◆ DIRECTION: The records that follow must be repeated verbatim, every one of them.

◆ DATA PROVIDED:
⁂
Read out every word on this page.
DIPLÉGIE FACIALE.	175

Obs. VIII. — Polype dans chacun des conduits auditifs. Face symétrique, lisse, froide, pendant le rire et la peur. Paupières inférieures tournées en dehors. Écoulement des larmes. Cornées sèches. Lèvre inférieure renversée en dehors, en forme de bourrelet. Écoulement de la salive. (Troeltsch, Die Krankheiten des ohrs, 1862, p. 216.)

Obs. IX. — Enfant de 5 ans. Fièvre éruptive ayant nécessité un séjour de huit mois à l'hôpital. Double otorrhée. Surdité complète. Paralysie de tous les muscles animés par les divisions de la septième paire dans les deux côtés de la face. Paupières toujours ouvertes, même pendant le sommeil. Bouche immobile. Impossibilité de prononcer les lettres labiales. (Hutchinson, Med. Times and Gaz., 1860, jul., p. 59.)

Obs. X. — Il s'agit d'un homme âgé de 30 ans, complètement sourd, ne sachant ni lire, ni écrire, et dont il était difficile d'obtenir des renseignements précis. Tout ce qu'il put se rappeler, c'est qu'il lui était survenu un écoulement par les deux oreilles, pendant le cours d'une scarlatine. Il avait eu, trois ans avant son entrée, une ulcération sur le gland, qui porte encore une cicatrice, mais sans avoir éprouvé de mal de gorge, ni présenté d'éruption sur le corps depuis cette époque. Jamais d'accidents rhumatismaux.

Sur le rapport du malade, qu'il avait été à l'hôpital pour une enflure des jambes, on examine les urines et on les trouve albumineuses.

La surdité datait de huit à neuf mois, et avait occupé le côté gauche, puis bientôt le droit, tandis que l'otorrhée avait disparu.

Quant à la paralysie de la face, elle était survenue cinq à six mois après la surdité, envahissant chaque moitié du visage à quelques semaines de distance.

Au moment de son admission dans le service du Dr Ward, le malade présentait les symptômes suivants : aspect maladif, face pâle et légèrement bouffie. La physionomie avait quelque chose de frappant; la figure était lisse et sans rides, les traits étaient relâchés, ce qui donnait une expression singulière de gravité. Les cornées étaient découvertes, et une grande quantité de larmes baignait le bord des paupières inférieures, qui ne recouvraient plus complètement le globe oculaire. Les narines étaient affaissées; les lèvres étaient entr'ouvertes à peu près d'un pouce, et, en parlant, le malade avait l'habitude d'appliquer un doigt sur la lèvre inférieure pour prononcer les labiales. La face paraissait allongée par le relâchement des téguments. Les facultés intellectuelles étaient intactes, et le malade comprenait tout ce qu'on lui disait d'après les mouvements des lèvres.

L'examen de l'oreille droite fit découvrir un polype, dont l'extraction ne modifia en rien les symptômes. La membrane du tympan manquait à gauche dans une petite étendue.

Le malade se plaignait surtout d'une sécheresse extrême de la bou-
⁂
◆ COMPLETE OUTPUT:
Read out every word on this page.
DIPLÉGIE FACIALE.	175

Obs. VIII. — Polype dans chacun des conduits auditifs. Face symétrique, lisse, froide, pendant le rire et la peur. Paupières inférieures tournées en dehors. Écoulement des larmes. Cornées sèches. Lèvre inférieure renversée en dehors, en forme de bourrelet. Écoulement de la salive. (Troeltsch, Die Krankheiten des ohrs, 1862, p. 216.)

Obs. IX. — Enfant de 5 ans. Fièvre éruptive ayant nécessité un séjour de huit mois à l'hôpital. Double otorrhée. Surdité complète. Paralysie de tous les muscles animés par les divisions de la septième paire dans les deux côtés de la face. Paupières toujours ouvertes, même pendant le sommeil. Bouche immobile. Impossibilité de prononcer les lettres labiales. (Hutchinson, Med. Times and Gaz., 1860, jul., p. 59.)

Obs. X. — Il s'agit d'un homme âgé de 30 ans, complètement sourd, ne sachant ni lire, ni écrire, et dont il était difficile d'obtenir des renseignements précis. Tout ce qu'il put se rappeler, c'est qu'il lui était survenu un écoulement par les deux oreilles, pendant le cours d'une scarlatine. Il avait eu, trois ans avant son entrée, une ulcération sur le gland, qui porte encore une cicatrice, mais sans avoir éprouvé de mal de gorge, ni présenté d'éruption sur le corps depuis cette époque. Jamais d'accidents rhumatismaux.

Sur le rapport du malade, qu'il avait été à l'hôpital pour une enflure des jambes, on examine les urines et on les trouve albumineuses.

La surdité datait de huit à neuf mois, et avait occupé le côté gauche, puis bientôt le droit, tandis que l'otorrhée avait disparu.

Quant à la paralysie de la face, elle était survenue cinq à six mois après la surdité, envahissant chaque moitié du visage à quelques semaines de distance.

Au moment de son admission dans le service du Dr Ward, le malade présentait les symptômes suivants : aspect maladif, face pâle et légèrement bouffie. La physionomie avait quelque chose de frappant; la figure était lisse et sans rides, les traits étaient relâchés, ce qui donnait une expression singulière de gravité. Les cornées étaient découvertes, et une grande quantité de larmes baignait le bord des paupières inférieures, qui ne recouvraient plus complètement le globe oculaire. Les narines étaient affaissées; les lèvres étaient entr'ouvertes à peu près d'un pouce, et, en parlant, le malade avait l'habitude d'appliquer un doigt sur la lèvre inférieure pour prononcer les labiales. La face paraissait allongée par le relâchement des téguments. Les facultés intellectuelles étaient intactes, et le malade comprenait tout ce qu'on lui disait d'après les mouvements des lèvres.

L'examen de l'oreille droite fit découvrir un polype, dont l'extraction ne modifia en rien les symptômes. La membrane du tympan manquait à gauche dans une petite étendue.

Le malade se plaignait surtout d'une sécheresse extrême de la bou-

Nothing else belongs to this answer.